#### [What the task asks]
Exactly repeat the full listing that follows.

------ Records to process

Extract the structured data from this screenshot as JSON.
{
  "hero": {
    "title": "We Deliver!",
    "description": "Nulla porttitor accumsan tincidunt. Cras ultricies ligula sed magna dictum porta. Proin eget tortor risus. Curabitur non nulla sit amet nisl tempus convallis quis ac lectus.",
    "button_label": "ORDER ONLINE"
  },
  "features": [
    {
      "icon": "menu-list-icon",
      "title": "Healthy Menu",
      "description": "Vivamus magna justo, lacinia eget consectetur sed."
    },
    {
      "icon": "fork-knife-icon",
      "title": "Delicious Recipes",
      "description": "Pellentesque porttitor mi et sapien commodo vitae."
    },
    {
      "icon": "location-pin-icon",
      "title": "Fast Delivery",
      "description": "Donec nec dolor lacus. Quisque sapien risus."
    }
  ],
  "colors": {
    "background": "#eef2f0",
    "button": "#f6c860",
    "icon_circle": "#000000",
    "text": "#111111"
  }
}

------------

#### [Task response]
Extract the structured data from this screenshot as JSON.
{
  "hero": {
    "title": "We Deliver!",
    "description": "Nulla porttitor accumsan tincidunt. Cras ultricies ligula sed magna dictum porta. Proin eget tortor risus. Curabitur non nulla sit amet nisl tempus convallis quis ac lectus.",
    "button_label": "ORDER ONLINE"
  },
  "features": [
    {
      "icon": "menu-list-icon",
      "title": "Healthy Menu",
      "description": "Vivamus magna justo, lacinia eget consectetur sed."
    },
    {
      "icon": "fork-knife-icon",
      "title": "Delicious Recipes",
      "description": "Pellentesque porttitor mi et sapien commodo vitae."
    },
    {
      "icon": "location-pin-icon",
      "title": "Fast Delivery",
      "description": "Donec nec dolor lacus. Quisque sapien risus."
    }
  ],
  "colors": {
    "background": "#eef2f0",
    "button": "#f6c860",
    "icon_circle": "#000000",
    "text": "#111111"
  }
}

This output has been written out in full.